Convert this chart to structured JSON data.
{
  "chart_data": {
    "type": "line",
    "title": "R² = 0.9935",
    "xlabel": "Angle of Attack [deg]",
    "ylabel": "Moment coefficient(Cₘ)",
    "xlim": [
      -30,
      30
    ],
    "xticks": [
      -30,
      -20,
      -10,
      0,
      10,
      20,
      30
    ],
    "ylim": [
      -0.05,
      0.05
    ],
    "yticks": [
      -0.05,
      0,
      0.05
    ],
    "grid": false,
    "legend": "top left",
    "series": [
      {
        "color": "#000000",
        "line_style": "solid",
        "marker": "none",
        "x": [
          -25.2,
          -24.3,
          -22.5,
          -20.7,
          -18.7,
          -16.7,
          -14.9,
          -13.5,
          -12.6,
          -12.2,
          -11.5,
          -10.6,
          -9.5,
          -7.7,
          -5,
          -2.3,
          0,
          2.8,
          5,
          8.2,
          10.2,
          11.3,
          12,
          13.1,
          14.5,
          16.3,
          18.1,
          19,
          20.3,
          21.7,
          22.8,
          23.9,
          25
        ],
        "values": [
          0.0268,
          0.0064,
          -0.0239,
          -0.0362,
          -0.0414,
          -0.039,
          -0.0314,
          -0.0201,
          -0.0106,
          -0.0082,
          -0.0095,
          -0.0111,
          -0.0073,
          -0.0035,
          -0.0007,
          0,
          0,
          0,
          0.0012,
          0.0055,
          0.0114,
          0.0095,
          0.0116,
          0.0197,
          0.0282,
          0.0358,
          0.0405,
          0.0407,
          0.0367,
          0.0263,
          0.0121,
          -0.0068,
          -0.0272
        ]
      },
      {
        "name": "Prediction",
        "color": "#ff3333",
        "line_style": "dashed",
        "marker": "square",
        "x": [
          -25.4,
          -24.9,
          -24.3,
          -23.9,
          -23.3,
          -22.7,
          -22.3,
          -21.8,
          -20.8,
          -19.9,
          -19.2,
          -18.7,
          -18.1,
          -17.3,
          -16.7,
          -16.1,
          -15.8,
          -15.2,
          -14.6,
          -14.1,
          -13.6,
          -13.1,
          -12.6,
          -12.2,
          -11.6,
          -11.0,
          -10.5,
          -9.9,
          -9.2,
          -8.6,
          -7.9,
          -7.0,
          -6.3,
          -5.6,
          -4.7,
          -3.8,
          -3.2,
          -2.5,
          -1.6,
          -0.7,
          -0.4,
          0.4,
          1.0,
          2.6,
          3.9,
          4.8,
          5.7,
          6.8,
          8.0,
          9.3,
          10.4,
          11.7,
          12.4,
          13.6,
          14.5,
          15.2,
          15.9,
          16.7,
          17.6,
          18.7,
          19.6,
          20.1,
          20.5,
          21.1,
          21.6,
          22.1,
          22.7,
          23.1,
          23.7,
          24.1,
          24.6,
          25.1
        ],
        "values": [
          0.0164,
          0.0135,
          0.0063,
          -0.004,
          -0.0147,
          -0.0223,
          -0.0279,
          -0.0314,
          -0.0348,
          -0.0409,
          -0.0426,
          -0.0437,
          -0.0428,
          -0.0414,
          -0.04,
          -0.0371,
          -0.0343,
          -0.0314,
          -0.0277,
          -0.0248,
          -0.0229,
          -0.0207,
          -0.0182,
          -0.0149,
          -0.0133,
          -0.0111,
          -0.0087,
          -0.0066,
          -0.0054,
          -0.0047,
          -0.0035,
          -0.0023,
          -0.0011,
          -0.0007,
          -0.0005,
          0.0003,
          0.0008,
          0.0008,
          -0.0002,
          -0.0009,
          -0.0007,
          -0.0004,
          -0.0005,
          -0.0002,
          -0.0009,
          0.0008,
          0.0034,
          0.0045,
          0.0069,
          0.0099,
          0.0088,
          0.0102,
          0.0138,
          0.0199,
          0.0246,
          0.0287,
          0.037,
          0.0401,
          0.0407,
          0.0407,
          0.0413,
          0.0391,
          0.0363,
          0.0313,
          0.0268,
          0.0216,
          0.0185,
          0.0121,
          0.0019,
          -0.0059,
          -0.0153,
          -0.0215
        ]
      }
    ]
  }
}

◇ ◇ ◇

## Aim:
Recopy the whole listing exactly.

## Answer to the exercise:
Convert this chart to structured JSON data.
{
  "chart_data": {
    "type": "line",
    "title": "R² = 0.9935",
    "xlabel": "Angle of Attack [deg]",
    "ylabel": "Moment coefficient(Cₘ)",
    "xlim": [
      -30,
      30
    ],
    "xticks": [
      -30,
      -20,
      -10,
      0,
      10,
      20,
      30
    ],
    "ylim": [
      -0.05,
      0.05
    ],
    "yticks": [
      -0.05,
      0,
      0.05
    ],
    "grid": false,
    "legend": "top left",
    "series": [
      {
        "color": "#000000",
        "line_style": "solid",
        "marker": "none",
        "x": [
          -25.2,
          -24.3,
          -22.5,
          -20.7,
          -18.7,
          -16.7,
          -14.9,
          -13.5,
          -12.6,
          -12.2,
          -11.5,
          -10.6,
          -9.5,
          -7.7,
          -5,
          -2.3,
          0,
          2.8,
          5,
          8.2,
          10.2,
          11.3,
          12,
          13.1,
          14.5,
          16.3,
          18.1,
          19,
          20.3,
          21.7,
          22.8,
          23.9,
          25
        ],
        "values": [
          0.0268,
          0.0064,
          -0.0239,
          -0.0362,
          -0.0414,
          -0.039,
          -0.0314,
          -0.0201,
          -0.0106,
          -0.0082,
          -0.0095,
          -0.0111,
          -0.0073,
          -0.0035,
          -0.0007,
          0,
          0,
          0,
          0.0012,
          0.0055,
          0.0114,
          0.0095,
          0.0116,
          0.0197,
          0.0282,
          0.0358,
          0.0405,
          0.0407,
          0.0367,
          0.0263,
          0.0121,
          -0.0068,
          -0.0272
        ]
      },
      {
        "name": "Prediction",
        "color": "#ff3333",
        "line_style": "dashed",
        "marker": "square",
        "x": [
          -25.4,
          -24.9,
          -24.3,
          -23.9,
          -23.3,
          -22.7,
          -22.3,
          -21.8,
          -20.8,
          -19.9,
          -19.2,
          -18.7,
          -18.1,
          -17.3,
          -16.7,
          -16.1,
          -15.8,
          -15.2,
          -14.6,
          -14.1,
          -13.6,
          -13.1,
          -12.6,
          -12.2,
          -11.6,
          -11.0,
          -10.5,
          -9.9,
          -9.2,
          -8.6,
          -7.9,
          -7.0,
          -6.3,
          -5.6,
          -4.7,
          -3.8,
          -3.2,
          -2.5,
          -1.6,
          -0.7,
          -0.4,
          0.4,
          1.0,
          2.6,
          3.9,
          4.8,
          5.7,
          6.8,
          8.0,
          9.3,
          10.4,
          11.7,
          12.4,
          13.6,
          14.5,
          15.2,
          15.9,
          16.7,
          17.6,
          18.7,
          19.6,
          20.1,
          20.5,
          21.1,
          21.6,
          22.1,
          22.7,
          23.1,
          23.7,
          24.1,
          24.6,
          25.1
        ],
        "values": [
          0.0164,
          0.0135,
          0.0063,
          -0.004,
          -0.0147,
          -0.0223,
          -0.0279,
          -0.0314,
          -0.0348,
          -0.0409,
          -0.0426,
          -0.0437,
          -0.0428,
          -0.0414,
          -0.04,
          -0.0371,
          -0.0343,
          -0.0314,
          -0.0277,
          -0.0248,
          -0.0229,
          -0.0207,
          -0.0182,
          -0.0149,
          -0.0133,
          -0.0111,
          -0.0087,
          -0.0066,
          -0.0054,
          -0.0047,
          -0.0035,
          -0.0023,
          -0.0011,
          -0.0007,
          -0.0005,
          0.0003,
          0.0008,
          0.0008,
          -0.0002,
          -0.0009,
          -0.0007,
          -0.0004,
          -0.0005,
          -0.0002,
          -0.0009,
          0.0008,
          0.0034,
          0.0045,
          0.0069,
          0.0099,
          0.0088,
          0.0102,
          0.0138,
          0.0199,
          0.0246,
          0.0287,
          0.037,
          0.0401,
          0.0407,
          0.0407,
          0.0413,
          0.0391,
          0.0363,
          0.0313,
          0.0268,
          0.0216,
          0.0185,
          0.0121,
          0.0019,
          -0.0059,
          -0.0153,
          -0.0215
        ]
      }
    ]
  }
}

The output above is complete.